## What the exercise asks
Your task is to reproduce the entries below word for word.

## Records supplied
---

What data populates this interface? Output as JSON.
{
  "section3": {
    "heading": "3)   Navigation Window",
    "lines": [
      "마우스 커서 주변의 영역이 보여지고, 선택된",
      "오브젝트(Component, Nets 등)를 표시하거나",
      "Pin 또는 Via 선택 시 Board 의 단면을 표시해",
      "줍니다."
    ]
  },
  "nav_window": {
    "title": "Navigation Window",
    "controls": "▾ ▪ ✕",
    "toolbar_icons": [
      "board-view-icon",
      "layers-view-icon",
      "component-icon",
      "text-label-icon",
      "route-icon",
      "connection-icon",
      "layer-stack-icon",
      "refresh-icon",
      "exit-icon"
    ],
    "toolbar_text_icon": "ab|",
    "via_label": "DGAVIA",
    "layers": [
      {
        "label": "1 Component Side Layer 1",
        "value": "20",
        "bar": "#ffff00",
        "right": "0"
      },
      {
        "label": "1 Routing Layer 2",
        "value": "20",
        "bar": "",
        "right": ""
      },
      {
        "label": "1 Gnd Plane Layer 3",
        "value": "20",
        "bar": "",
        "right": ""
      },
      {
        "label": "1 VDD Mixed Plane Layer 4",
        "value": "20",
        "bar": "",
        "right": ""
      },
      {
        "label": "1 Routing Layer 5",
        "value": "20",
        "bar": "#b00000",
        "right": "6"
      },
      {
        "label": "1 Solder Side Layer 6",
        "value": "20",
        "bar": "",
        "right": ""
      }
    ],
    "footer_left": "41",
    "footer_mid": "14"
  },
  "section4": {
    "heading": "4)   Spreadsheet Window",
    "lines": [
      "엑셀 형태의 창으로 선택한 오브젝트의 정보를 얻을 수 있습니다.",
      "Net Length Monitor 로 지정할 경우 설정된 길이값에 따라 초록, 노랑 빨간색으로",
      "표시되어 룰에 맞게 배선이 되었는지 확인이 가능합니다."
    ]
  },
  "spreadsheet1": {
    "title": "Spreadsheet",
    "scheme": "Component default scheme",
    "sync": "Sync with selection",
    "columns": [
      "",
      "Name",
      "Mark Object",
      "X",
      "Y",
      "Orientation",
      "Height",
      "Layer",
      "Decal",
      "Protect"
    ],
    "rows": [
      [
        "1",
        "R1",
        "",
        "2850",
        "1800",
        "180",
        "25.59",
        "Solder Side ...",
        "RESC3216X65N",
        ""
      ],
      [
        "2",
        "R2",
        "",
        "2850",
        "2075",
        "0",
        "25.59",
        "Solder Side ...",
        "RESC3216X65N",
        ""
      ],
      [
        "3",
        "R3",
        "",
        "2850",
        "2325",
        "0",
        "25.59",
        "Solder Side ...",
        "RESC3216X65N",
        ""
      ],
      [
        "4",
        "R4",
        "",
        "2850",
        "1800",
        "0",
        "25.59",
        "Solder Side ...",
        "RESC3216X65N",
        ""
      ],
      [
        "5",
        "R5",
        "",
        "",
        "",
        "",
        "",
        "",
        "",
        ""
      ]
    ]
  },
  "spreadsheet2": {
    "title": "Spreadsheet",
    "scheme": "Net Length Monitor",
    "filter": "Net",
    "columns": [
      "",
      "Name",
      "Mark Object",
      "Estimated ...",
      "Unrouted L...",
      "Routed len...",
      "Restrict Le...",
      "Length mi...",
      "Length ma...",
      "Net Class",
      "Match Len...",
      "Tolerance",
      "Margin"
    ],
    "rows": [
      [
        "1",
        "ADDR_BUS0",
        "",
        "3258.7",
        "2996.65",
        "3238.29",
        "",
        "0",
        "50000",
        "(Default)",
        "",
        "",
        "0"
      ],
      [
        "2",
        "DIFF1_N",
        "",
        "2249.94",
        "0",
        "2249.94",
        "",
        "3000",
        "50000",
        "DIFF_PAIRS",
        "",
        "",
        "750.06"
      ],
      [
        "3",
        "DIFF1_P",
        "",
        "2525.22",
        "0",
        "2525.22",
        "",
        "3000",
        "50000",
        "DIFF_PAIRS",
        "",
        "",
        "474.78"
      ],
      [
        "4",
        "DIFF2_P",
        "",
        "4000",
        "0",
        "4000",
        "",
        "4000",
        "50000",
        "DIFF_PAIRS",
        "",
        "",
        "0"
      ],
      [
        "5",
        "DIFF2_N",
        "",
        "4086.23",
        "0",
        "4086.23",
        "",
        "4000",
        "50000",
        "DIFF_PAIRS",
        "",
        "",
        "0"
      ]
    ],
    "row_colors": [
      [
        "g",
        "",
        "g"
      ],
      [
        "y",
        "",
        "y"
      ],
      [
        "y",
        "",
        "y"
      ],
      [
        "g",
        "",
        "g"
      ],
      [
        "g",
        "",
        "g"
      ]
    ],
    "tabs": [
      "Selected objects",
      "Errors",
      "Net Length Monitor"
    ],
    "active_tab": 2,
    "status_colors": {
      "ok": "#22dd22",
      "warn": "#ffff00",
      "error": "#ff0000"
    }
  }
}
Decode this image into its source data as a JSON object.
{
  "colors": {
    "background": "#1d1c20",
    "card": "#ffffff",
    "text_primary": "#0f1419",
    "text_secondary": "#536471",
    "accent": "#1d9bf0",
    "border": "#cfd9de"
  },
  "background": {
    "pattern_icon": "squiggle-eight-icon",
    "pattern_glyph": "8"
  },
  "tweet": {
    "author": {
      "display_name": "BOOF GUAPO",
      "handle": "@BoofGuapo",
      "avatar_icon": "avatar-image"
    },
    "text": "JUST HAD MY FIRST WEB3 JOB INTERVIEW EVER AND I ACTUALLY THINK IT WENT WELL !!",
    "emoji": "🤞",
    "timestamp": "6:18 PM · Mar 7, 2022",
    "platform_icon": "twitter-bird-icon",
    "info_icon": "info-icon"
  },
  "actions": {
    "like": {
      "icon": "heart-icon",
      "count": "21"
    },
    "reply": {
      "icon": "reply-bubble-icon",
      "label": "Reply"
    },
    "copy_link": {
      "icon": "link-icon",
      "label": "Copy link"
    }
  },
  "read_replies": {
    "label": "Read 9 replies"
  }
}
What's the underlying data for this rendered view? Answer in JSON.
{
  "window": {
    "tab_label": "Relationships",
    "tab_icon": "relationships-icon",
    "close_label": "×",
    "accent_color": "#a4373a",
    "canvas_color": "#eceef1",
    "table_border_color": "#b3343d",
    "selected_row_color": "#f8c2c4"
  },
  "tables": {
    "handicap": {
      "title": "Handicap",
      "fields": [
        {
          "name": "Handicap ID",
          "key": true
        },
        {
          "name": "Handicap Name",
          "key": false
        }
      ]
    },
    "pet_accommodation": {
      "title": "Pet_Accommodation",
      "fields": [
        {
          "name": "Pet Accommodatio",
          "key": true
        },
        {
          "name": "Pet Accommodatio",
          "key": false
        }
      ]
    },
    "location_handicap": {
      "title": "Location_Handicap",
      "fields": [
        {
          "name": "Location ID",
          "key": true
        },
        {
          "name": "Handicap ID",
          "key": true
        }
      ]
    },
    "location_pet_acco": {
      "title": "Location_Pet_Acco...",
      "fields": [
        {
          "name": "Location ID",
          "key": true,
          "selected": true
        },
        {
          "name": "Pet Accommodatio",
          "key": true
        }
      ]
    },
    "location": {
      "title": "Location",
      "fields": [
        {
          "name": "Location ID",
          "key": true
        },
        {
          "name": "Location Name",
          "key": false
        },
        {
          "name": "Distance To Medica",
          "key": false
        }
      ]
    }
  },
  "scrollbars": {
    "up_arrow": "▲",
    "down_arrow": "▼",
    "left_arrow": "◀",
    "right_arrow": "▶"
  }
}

---

## Task result
What data populates this interface? Output as JSON.
{
  "section3": {
    "heading": "3)   Navigation Window",
    "lines": [
      "마우스 커서 주변의 영역이 보여지고, 선택된",
      "오브젝트(Component, Nets 등)를 표시하거나",
      "Pin 또는 Via 선택 시 Board 의 단면을 표시해",
      "줍니다."
    ]
  },
  "nav_window": {
    "title": "Navigation Window",
    "controls": "▾ ▪ ✕",
    "toolbar_icons": [
      "board-view-icon",
      "layers-view-icon",
      "component-icon",
      "text-label-icon",
      "route-icon",
      "connection-icon",
      "layer-stack-icon",
      "refresh-icon",
      "exit-icon"
    ],
    "toolbar_text_icon": "ab|",
    "via_label": "DGAVIA",
    "layers": [
      {
        "label": "1 Component Side Layer 1",
        "value": "20",
        "bar": "#ffff00",
        "right": "0"
      },
      {
        "label": "1 Routing Layer 2",
        "value": "20",
        "bar": "",
        "right": ""
      },
      {
        "label": "1 Gnd Plane Layer 3",
        "value": "20",
        "bar": "",
        "right": ""
      },
      {
        "label": "1 VDD Mixed Plane Layer 4",
        "value": "20",
        "bar": "",
        "right": ""
      },
      {
        "label": "1 Routing Layer 5",
        "value": "20",
        "bar": "#b00000",
        "right": "6"
      },
      {
        "label": "1 Solder Side Layer 6",
        "value": "20",
        "bar": "",
        "right": ""
      }
    ],
    "footer_left": "41",
    "footer_mid": "14"
  },
  "section4": {
    "heading": "4)   Spreadsheet Window",
    "lines": [
      "엑셀 형태의 창으로 선택한 오브젝트의 정보를 얻을 수 있습니다.",
      "Net Length Monitor 로 지정할 경우 설정된 길이값에 따라 초록, 노랑 빨간색으로",
      "표시되어 룰에 맞게 배선이 되었는지 확인이 가능합니다."
    ]
  },
  "spreadsheet1": {
    "title": "Spreadsheet",
    "scheme": "Component default scheme",
    "sync": "Sync with selection",
    "columns": [
      "",
      "Name",
      "Mark Object",
      "X",
      "Y",
      "Orientation",
      "Height",
      "Layer",
      "Decal",
      "Protect"
    ],
    "rows": [
      [
        "1",
        "R1",
        "",
        "2850",
        "1800",
        "180",
        "25.59",
        "Solder Side ...",
        "RESC3216X65N",
        ""
      ],
      [
        "2",
        "R2",
        "",
        "2850",
        "2075",
        "0",
        "25.59",
        "Solder Side ...",
        "RESC3216X65N",
        ""
      ],
      [
        "3",
        "R3",
        "",
        "2850",
        "2325",
        "0",
        "25.59",
        "Solder Side ...",
        "RESC3216X65N",
        ""
      ],
      [
        "4",
        "R4",
        "",
        "2850",
        "1800",
        "0",
        "25.59",
        "Solder Side ...",
        "RESC3216X65N",
        ""
      ],
      [
        "5",
        "R5",
        "",
        "",
        "",
        "",
        "",
        "",
        "",
        ""
      ]
    ]
  },
  "spreadsheet2": {
    "title": "Spreadsheet",
    "scheme": "Net Length Monitor",
    "filter": "Net",
    "columns": [
      "",
      "Name",
      "Mark Object",
      "Estimated ...",
      "Unrouted L...",
      "Routed len...",
      "Restrict Le...",
      "Length mi...",
      "Length ma...",
      "Net Class",
      "Match Len...",
      "Tolerance",
      "Margin"
    ],
    "rows": [
      [
        "1",
        "ADDR_BUS0",
        "",
        "3258.7",
        "2996.65",
        "3238.29",
        "",
        "0",
        "50000",
        "(Default)",
        "",
        "",
        "0"
      ],
      [
        "2",
        "DIFF1_N",
        "",
        "2249.94",
        "0",
        "2249.94",
        "",
        "3000",
        "50000",
        "DIFF_PAIRS",
        "",
        "",
        "750.06"
      ],
      [
        "3",
        "DIFF1_P",
        "",
        "2525.22",
        "0",
        "2525.22",
        "",
        "3000",
        "50000",
        "DIFF_PAIRS",
        "",
        "",
        "474.78"
      ],
      [
        "4",
        "DIFF2_P",
        "",
        "4000",
        "0",
        "4000",
        "",
        "4000",
        "50000",
        "DIFF_PAIRS",
        "",
        "",
        "0"
      ],
      [
        "5",
        "DIFF2_N",
        "",
        "4086.23",
        "0",
        "4086.23",
        "",
        "4000",
        "50000",
        "DIFF_PAIRS",
        "",
        "",
        "0"
      ]
    ],
    "row_colors": [
      [
        "g",
        "",
        "g"
      ],
      [
        "y",
        "",
        "y"
      ],
      [
        "y",
        "",
        "y"
      ],
      [
        "g",
        "",
        "g"
      ],
      [
        "g",
        "",
        "g"
      ]
    ],
    "tabs": [
      "Selected objects",
      "Errors",
      "Net Length Monitor"
    ],
    "active_tab": 2,
    "status_colors": {
      "ok": "#22dd22",
      "warn": "#ffff00",
      "error": "#ff0000"
    }
  }
}
Decode this image into its source data as a JSON object.
{
  "colors": {
    "background": "#1d1c20",
    "card": "#ffffff",
    "text_primary": "#0f1419",
    "text_secondary": "#536471",
    "accent": "#1d9bf0",
    "border": "#cfd9de"
  },
  "background": {
    "pattern_icon": "squiggle-eight-icon",
    "pattern_glyph": "8"
  },
  "tweet": {
    "author": {
      "display_name": "BOOF GUAPO",
      "handle": "@BoofGuapo",
      "avatar_icon": "avatar-image"
    },
    "text": "JUST HAD MY FIRST WEB3 JOB INTERVIEW EVER AND I ACTUALLY THINK IT WENT WELL !!",
    "emoji": "🤞",
    "timestamp": "6:18 PM · Mar 7, 2022",
    "platform_icon": "twitter-bird-icon",
    "info_icon": "info-icon"
  },
  "actions": {
    "like": {
      "icon": "heart-icon",
      "count": "21"
    },
    "reply": {
      "icon": "reply-bubble-icon",
      "label": "Reply"
    },
    "copy_link": {
      "icon": "link-icon",
      "label": "Copy link"
    }
  },
  "read_replies": {
    "label": "Read 9 replies"
  }
}
What's the underlying data for this rendered view? Answer in JSON.
{
  "window": {
    "tab_label": "Relationships",
    "tab_icon": "relationships-icon",
    "close_label": "×",
    "accent_color": "#a4373a",
    "canvas_color": "#eceef1",
    "table_border_color": "#b3343d",
    "selected_row_color": "#f8c2c4"
  },
  "tables": {
    "handicap": {
      "title": "Handicap",
      "fields": [
        {
          "name": "Handicap ID",
          "key": true
        },
        {
          "name": "Handicap Name",
          "key": false
        }
      ]
    },
    "pet_accommodation": {
      "title": "Pet_Accommodation",
      "fields": [
        {
          "name": "Pet Accommodatio",
          "key": true
        },
        {
          "name": "Pet Accommodatio",
          "key": false
        }
      ]
    },
    "location_handicap": {
      "title": "Location_Handicap",
      "fields": [
        {
          "name": "Location ID",
          "key": true
        },
        {
          "name": "Handicap ID",
          "key": true
        }
      ]
    },
    "location_pet_acco": {
      "title": "Location_Pet_Acco...",
      "fields": [
        {
          "name": "Location ID",
          "key": true,
          "selected": true
        },
        {
          "name": "Pet Accommodatio",
          "key": true
        }
      ]
    },
    "location": {
      "title": "Location",
      "fields": [
        {
          "name": "Location ID",
          "key": true
        },
        {
          "name": "Location Name",
          "key": false
        },
        {
          "name": "Distance To Medica",
          "key": false
        }
      ]
    }
  },
  "scrollbars": {
    "up_arrow": "▲",
    "down_arrow": "▼",
    "left_arrow": "◀",
    "right_arrow": "▶"
  }
}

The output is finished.